* [To do]
Word for word, copy all the data and drop the pictures.

## Begin

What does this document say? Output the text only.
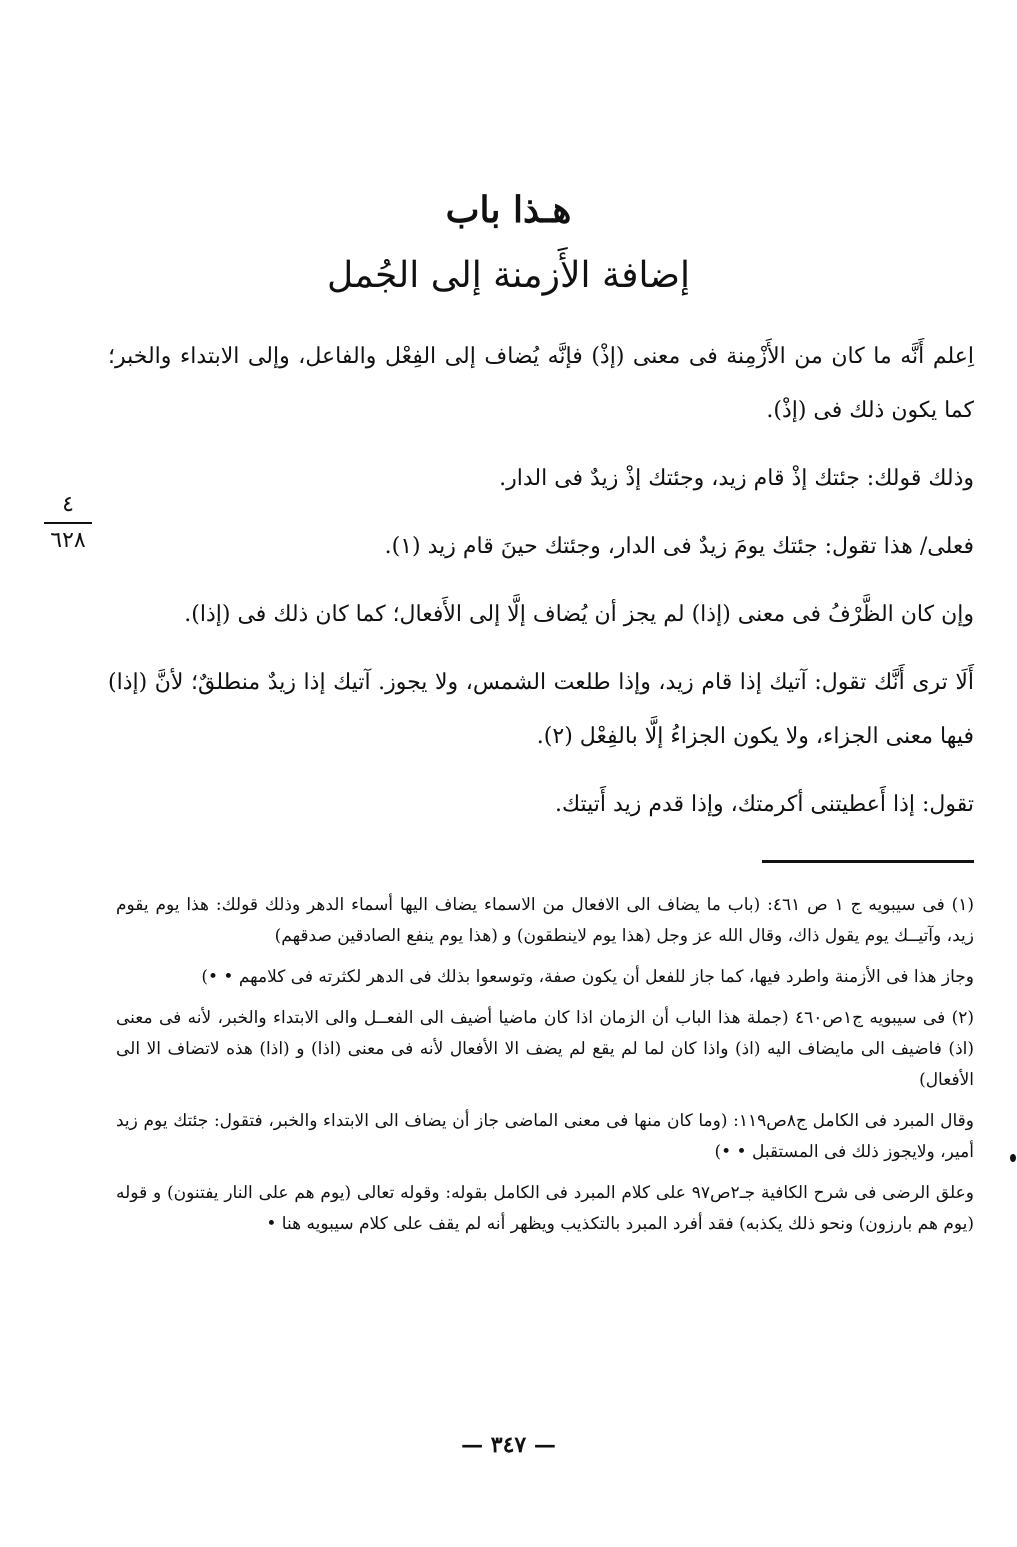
هـذا باب
إضافة الأَزمنة إلى الجُمل
٤
٦٢٨

اِعلم أَنَّه ما كان من الأَزْمِنة فى معنى (إذْ) فإنَّه يُضاف إلى الفِعْل والفاعل، وإلى الابتداء والخبر؛ كما يكون ذلك فى (إذْ).

وذلك قولك: جئتك إذْ قام زيد، وجئتك إذْ زيدٌ فى الدار.

فعلى/ هذا تقول: جئتك يومَ زيدٌ فى الدار، وجئتك حينَ قام زيد (١).

وإن كان الظَّرْفُ فى معنى (إذا) لم يجز أن يُضاف إلَّا إلى الأَفعال؛ كما كان ذلك فى (إذا).

أَلَا ترى أَنَّك تقول: آتيك إذا قام زيد، وإذا طلعت الشمس، ولا يجوز. آتيك إذا زيدٌ منطلقٌ؛ لأنَّ (إذا) فيها معنى الجزاء، ولا يكون الجزاءُ إلَّا بالفِعْل (٢).

تقول: إذا أَعطيتنى أكرمتك، وإذا قدم زيد أَتيتك.

(١) فى سيبويه ج ١ ص ٤٦١: (باب ما يضاف الى الافعال من الاسماء يضاف اليها أسماء الدهر وذلك قولك: هذا يوم يقوم زيد، وآتيــك يوم يقول ذاك، وقال الله عز وجل (هذا يوم لاينطقون) و (هذا يوم ينفع الصادقين صدقهم)

وجاز هذا فى الأزمنة واطرد فيها، كما جاز للفعل أن يكون صفة، وتوسعوا بذلك فى الدهر لكثرته فى كلامهم • •)

(٢) فى سيبويه ج١ص٤٦٠ (جملة هذا الباب أن الزمان اذا كان ماضيا أضيف الى الفعــل والى الابتداء والخبر، لأنه فى معنى (اذ) فاضيف الى مايضاف اليه (اذ) واذا كان لما لم يقع لم يضف الا الأفعال لأنه فى معنى (اذا) و (اذا) هذه لاتضاف الا الى الأفعال)

وقال المبرد فى الكامل ج٨ص١١٩: (وما كان منها فى معنى الماضى جاز أن يضاف الى الابتداء والخبر، فتقول: جئتك يوم زيد أمير، ولايجوز ذلك فى المستقبل • •)

وعلق الرضى فى شرح الكافية جـ٢ص٩٧ على كلام المبرد فى الكامل بقوله: وقوله تعالى (يوم هم على النار يفتنون) و قوله (يوم هم بارزون) ونحو ذلك يكذبه) فقد أفرد المبرد بالتكذيب ويظهر أنه لم يقف على كلام سيبويه هنا •

— ٣٤٧ —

## End

* [Answer for this exercise]
What does this document say? Output the text only.
هـذا باب
إضافة الأَزمنة إلى الجُمل
٤
٦٢٨

اِعلم أَنَّه ما كان من الأَزْمِنة فى معنى (إذْ) فإنَّه يُضاف إلى الفِعْل والفاعل، وإلى الابتداء والخبر؛ كما يكون ذلك فى (إذْ).

وذلك قولك: جئتك إذْ قام زيد، وجئتك إذْ زيدٌ فى الدار.

فعلى/ هذا تقول: جئتك يومَ زيدٌ فى الدار، وجئتك حينَ قام زيد (١).

وإن كان الظَّرْفُ فى معنى (إذا) لم يجز أن يُضاف إلَّا إلى الأَفعال؛ كما كان ذلك فى (إذا).

أَلَا ترى أَنَّك تقول: آتيك إذا قام زيد، وإذا طلعت الشمس، ولا يجوز. آتيك إذا زيدٌ منطلقٌ؛ لأنَّ (إذا) فيها معنى الجزاء، ولا يكون الجزاءُ إلَّا بالفِعْل (٢).

تقول: إذا أَعطيتنى أكرمتك، وإذا قدم زيد أَتيتك.

(١) فى سيبويه ج ١ ص ٤٦١: (باب ما يضاف الى الافعال من الاسماء يضاف اليها أسماء الدهر وذلك قولك: هذا يوم يقوم زيد، وآتيــك يوم يقول ذاك، وقال الله عز وجل (هذا يوم لاينطقون) و (هذا يوم ينفع الصادقين صدقهم)

وجاز هذا فى الأزمنة واطرد فيها، كما جاز للفعل أن يكون صفة، وتوسعوا بذلك فى الدهر لكثرته فى كلامهم • •)

(٢) فى سيبويه ج١ص٤٦٠ (جملة هذا الباب أن الزمان اذا كان ماضيا أضيف الى الفعــل والى الابتداء والخبر، لأنه فى معنى (اذ) فاضيف الى مايضاف اليه (اذ) واذا كان لما لم يقع لم يضف الا الأفعال لأنه فى معنى (اذا) و (اذا) هذه لاتضاف الا الى الأفعال)

وقال المبرد فى الكامل ج٨ص١١٩: (وما كان منها فى معنى الماضى جاز أن يضاف الى الابتداء والخبر، فتقول: جئتك يوم زيد أمير، ولايجوز ذلك فى المستقبل • •)

وعلق الرضى فى شرح الكافية جـ٢ص٩٧ على كلام المبرد فى الكامل بقوله: وقوله تعالى (يوم هم على النار يفتنون) و قوله (يوم هم بارزون) ونحو ذلك يكذبه) فقد أفرد المبرد بالتكذيب ويظهر أنه لم يقف على كلام سيبويه هنا •

— ٣٤٧ —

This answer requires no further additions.